## About this task
According to the text on Transcranial Magnetic Stimulation, who initially developed TMS in 1985?

## Exercise text
Already, millions of struggling patients around the world have enjoyed the benefits of TMS, with significant improvements reported over time. In fact, notable percentages of patients undergo complete remission of their depression symptoms and a much higher percentage report significant improvements. With Transcranial Magnetic Stimulation, patients who don’t respond well to medication and therapy can benefit immeasurably from the stimulation of specific regions of the brain, which are likely to cause symptoms of depression. TMS was initially developed in 1985, courtesy of award-winning physicist Anthony Barker.

Is TMS Safe and Pain-Free?

Dr Robert A. Lavine PhD penned an article in 2016 for Psychology Today titled, ‘TMS for Depression Adds to Treatment Options.’ The body of work is one of many touting the benefits of TMS as a viable alternative to medication and psychotherapy. Cognitive behavioral therapy and SSRIs (Zoloft, Paxil, Prozac) are often the first line of defense in the treatment of major depressive disorder and anxiety disorders.

## Records provided
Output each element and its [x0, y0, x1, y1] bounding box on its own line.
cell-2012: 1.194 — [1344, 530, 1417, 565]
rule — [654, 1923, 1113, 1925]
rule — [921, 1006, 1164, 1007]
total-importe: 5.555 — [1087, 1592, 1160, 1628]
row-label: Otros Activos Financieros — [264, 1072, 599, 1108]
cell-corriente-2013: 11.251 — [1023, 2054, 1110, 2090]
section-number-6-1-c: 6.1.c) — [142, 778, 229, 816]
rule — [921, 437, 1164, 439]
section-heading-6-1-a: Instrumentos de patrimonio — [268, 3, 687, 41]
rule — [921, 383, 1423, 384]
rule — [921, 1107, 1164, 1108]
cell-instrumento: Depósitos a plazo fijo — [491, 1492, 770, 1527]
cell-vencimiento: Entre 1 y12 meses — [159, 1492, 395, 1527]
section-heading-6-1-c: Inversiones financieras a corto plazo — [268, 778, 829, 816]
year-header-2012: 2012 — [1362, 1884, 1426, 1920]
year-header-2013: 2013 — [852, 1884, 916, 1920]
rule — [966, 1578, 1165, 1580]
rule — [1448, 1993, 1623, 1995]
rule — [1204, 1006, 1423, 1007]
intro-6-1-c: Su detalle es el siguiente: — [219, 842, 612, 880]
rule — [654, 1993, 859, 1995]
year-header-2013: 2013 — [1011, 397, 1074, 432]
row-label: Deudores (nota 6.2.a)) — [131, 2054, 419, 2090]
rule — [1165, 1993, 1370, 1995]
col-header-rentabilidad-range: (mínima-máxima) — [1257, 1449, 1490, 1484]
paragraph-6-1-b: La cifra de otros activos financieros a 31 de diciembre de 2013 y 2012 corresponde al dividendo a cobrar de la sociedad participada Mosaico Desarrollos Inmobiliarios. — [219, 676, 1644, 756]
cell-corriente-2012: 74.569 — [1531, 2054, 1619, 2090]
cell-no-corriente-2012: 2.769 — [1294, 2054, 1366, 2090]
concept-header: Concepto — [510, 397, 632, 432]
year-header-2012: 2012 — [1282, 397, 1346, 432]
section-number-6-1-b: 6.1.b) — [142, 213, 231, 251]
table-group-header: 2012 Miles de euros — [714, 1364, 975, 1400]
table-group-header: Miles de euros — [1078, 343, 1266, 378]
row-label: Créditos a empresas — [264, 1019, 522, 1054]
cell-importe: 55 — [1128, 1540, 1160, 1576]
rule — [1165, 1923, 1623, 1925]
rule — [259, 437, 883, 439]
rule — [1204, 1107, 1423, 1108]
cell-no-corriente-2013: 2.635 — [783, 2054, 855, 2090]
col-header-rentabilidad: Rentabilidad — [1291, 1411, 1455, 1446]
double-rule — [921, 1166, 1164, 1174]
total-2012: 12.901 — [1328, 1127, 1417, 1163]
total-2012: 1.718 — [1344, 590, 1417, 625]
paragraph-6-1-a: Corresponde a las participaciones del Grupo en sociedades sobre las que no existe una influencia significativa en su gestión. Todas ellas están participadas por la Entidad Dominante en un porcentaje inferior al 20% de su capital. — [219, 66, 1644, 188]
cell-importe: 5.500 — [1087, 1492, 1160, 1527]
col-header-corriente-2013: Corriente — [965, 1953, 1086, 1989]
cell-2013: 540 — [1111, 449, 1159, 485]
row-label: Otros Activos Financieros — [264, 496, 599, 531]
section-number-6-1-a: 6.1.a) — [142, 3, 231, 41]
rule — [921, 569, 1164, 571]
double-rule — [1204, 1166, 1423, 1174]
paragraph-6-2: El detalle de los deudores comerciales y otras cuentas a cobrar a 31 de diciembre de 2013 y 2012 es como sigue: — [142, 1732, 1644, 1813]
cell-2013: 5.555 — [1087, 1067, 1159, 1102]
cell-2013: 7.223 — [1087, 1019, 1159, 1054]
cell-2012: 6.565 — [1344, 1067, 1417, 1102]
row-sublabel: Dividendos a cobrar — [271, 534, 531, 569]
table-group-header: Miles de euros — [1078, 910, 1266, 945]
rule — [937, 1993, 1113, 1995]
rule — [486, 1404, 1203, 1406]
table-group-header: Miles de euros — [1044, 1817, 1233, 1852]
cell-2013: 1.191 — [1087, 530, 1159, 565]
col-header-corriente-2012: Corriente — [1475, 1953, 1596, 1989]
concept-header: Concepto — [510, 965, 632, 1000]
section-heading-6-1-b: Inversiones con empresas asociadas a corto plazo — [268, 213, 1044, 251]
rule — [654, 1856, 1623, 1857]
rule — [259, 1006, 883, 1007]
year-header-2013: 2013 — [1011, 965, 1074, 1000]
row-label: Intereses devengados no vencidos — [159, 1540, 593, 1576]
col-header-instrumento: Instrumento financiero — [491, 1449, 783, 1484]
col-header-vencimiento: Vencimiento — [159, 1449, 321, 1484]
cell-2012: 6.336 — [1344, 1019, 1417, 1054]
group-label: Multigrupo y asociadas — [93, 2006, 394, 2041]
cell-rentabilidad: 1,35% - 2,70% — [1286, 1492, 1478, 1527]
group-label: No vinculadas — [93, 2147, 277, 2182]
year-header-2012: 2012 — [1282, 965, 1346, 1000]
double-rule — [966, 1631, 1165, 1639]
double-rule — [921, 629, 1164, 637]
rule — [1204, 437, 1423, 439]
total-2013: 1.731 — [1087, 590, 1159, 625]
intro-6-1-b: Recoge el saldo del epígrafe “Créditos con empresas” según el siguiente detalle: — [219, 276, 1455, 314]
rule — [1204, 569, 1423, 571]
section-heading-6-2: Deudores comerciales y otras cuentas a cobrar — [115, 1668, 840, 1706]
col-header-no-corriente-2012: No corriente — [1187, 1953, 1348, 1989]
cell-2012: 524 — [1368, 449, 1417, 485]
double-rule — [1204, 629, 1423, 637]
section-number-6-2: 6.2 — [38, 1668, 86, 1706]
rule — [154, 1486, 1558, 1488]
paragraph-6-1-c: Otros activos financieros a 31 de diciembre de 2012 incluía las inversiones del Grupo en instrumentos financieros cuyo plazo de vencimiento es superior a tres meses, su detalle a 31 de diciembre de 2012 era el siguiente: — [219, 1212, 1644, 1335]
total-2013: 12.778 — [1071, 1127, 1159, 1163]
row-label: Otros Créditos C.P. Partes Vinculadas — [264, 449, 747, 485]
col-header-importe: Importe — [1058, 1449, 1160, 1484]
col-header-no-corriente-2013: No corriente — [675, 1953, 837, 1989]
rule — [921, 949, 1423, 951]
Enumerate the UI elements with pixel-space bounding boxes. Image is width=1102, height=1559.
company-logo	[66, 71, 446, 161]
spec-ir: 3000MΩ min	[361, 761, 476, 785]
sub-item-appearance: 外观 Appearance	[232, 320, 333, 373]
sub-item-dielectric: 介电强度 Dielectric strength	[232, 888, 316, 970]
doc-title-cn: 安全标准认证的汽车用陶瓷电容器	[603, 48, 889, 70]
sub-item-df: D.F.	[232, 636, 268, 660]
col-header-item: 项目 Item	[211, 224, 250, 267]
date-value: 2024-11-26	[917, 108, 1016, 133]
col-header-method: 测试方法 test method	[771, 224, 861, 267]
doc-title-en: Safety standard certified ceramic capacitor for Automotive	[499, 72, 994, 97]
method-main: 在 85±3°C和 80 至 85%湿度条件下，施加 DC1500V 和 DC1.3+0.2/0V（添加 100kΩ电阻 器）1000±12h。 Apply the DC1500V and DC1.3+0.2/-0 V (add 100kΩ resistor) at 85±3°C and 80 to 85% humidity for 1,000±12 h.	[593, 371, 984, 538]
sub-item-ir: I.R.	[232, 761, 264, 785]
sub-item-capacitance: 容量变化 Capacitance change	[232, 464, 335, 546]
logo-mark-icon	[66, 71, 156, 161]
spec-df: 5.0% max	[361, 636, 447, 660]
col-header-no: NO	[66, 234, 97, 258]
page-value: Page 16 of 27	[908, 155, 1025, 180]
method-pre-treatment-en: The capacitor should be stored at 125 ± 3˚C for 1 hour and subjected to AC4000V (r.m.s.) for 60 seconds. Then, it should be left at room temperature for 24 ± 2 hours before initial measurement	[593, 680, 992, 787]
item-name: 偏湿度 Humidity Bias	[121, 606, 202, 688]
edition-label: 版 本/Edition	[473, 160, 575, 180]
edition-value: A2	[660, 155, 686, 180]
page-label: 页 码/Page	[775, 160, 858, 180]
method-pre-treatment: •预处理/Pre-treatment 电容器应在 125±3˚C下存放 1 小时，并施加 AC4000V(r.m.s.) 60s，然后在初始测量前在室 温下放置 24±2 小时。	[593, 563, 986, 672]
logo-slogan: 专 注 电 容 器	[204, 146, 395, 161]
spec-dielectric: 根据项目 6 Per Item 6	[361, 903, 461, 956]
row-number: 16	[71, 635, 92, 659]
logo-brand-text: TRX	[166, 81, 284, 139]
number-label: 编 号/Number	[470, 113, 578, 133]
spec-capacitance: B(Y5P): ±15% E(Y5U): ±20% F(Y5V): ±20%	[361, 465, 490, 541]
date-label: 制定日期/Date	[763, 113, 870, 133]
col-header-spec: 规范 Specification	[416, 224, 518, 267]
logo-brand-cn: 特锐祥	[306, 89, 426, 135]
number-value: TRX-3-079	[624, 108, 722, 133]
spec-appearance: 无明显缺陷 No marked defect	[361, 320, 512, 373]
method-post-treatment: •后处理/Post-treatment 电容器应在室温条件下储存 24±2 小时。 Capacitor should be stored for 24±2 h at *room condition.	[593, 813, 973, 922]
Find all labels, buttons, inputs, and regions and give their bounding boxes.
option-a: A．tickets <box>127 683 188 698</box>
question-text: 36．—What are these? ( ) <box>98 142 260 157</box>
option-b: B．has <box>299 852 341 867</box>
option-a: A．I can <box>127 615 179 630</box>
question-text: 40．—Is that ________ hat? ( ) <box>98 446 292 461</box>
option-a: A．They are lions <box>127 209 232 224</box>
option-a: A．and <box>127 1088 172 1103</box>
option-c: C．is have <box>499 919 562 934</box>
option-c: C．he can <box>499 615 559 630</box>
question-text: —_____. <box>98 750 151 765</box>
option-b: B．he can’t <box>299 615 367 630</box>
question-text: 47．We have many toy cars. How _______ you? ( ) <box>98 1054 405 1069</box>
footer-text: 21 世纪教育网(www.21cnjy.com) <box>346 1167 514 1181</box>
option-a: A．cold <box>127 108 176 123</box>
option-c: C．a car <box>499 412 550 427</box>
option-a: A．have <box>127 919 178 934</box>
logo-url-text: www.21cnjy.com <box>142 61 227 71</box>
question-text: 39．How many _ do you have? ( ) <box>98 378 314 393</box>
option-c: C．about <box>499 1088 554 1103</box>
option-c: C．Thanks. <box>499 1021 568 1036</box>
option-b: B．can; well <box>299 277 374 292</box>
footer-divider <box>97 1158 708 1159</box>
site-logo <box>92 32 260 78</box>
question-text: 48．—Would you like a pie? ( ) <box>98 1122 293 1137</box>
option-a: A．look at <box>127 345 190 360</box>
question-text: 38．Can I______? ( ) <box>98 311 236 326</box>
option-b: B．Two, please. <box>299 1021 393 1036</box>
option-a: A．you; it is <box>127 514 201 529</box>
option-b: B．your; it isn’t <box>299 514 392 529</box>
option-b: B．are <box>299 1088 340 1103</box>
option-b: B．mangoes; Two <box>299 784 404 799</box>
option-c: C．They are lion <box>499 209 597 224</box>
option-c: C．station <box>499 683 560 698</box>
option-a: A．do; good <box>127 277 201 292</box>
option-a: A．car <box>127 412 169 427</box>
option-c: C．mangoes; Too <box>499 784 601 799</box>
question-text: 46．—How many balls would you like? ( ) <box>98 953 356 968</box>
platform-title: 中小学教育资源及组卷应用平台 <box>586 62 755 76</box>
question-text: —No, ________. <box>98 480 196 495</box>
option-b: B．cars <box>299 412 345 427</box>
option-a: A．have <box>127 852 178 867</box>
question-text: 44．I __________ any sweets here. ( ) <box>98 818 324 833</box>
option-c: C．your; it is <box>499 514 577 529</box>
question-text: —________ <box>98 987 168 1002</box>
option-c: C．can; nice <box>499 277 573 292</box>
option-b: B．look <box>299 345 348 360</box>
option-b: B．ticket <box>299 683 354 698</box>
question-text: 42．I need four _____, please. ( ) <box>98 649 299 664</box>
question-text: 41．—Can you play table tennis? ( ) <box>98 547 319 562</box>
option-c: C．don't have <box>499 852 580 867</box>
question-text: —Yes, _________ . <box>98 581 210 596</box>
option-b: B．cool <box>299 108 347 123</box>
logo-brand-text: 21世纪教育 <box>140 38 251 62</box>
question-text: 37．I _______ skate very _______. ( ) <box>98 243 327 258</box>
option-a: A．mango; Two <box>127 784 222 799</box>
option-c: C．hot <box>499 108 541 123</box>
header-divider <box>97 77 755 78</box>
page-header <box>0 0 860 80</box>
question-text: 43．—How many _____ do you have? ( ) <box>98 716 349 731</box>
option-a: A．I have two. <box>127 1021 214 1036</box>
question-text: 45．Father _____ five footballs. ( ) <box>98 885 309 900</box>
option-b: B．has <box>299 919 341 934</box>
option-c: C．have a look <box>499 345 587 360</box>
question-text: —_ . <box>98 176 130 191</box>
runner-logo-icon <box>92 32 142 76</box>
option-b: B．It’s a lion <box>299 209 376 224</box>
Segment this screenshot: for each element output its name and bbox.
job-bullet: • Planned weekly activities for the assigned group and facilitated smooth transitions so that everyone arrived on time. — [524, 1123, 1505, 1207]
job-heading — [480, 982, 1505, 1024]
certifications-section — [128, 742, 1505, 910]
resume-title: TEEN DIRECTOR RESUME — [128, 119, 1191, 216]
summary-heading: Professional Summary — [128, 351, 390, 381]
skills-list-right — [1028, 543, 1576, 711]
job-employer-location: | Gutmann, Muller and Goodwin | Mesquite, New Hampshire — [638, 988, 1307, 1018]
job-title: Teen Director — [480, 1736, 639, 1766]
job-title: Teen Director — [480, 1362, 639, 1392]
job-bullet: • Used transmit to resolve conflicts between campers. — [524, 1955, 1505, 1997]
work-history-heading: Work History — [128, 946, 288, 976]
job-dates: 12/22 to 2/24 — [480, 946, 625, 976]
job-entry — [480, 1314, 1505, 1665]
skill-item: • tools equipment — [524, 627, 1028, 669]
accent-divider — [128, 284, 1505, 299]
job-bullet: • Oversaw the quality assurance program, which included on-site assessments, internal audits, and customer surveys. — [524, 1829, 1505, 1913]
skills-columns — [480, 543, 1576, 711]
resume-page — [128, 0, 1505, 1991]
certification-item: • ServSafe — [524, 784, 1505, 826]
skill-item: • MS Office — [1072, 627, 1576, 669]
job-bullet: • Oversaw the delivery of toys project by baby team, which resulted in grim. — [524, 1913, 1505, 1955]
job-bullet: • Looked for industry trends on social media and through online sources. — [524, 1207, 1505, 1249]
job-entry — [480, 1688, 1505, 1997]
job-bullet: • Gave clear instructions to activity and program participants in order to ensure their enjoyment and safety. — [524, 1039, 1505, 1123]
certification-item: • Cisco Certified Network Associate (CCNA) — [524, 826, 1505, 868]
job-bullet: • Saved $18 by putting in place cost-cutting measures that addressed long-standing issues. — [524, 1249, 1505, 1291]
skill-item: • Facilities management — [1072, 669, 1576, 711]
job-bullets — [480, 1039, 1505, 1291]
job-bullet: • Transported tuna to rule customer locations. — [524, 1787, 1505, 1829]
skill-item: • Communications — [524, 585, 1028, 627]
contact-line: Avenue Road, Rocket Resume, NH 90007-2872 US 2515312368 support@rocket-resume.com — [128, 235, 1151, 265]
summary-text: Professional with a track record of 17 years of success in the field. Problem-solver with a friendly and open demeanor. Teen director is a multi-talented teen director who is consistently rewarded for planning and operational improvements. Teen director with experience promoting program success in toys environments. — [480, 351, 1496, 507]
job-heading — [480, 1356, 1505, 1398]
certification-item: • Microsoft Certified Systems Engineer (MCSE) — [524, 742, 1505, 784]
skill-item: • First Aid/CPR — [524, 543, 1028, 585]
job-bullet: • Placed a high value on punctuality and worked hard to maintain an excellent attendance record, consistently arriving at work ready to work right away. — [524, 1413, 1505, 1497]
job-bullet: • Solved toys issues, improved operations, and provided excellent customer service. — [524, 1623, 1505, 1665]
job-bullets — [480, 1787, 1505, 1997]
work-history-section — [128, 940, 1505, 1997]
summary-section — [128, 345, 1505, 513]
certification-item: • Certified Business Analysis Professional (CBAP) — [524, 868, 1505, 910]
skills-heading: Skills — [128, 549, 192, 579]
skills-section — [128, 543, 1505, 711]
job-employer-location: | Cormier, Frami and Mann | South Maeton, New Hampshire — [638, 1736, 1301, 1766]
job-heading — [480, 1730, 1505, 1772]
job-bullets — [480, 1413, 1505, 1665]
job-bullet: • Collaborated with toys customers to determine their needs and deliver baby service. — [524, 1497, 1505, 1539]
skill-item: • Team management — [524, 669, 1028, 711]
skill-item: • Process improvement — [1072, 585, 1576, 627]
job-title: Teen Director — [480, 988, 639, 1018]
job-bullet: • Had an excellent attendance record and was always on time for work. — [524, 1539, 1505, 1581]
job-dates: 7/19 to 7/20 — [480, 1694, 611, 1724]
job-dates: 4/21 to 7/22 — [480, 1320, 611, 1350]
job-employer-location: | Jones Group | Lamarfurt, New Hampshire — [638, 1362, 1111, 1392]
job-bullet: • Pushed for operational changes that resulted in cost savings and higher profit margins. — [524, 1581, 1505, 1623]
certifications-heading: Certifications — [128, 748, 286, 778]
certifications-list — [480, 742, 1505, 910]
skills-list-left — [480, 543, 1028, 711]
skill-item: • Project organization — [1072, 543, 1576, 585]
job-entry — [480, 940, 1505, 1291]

## Solution to this problem
Award-winning physicist Anthony Barker.